[Element location data]
::::::::
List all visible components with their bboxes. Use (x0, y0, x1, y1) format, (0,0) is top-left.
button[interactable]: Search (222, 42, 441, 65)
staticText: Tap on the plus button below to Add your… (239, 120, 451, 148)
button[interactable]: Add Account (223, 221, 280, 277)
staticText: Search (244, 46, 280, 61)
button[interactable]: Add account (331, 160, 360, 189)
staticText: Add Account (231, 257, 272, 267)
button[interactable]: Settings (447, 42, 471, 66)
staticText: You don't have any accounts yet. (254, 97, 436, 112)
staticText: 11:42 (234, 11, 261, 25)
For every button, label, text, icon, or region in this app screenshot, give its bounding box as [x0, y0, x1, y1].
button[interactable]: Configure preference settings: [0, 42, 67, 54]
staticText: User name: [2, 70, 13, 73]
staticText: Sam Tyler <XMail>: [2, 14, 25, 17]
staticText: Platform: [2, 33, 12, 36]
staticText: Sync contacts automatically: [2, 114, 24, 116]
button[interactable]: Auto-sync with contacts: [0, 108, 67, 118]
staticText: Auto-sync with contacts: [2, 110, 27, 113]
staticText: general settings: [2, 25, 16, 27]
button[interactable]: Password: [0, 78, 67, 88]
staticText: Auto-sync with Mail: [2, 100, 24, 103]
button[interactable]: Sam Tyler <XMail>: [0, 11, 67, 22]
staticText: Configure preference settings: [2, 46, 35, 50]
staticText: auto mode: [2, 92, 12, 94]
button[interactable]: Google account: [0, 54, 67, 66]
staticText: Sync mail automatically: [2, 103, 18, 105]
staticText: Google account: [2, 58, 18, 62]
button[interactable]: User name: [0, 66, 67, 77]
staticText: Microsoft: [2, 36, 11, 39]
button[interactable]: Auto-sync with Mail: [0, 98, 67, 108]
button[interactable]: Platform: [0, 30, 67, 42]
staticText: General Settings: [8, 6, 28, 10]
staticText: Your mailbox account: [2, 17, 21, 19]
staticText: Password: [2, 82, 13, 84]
::::::::
Directive: Please count how many lines of the data above contain the string "User". Give only the number.

Reply to the exercise: 2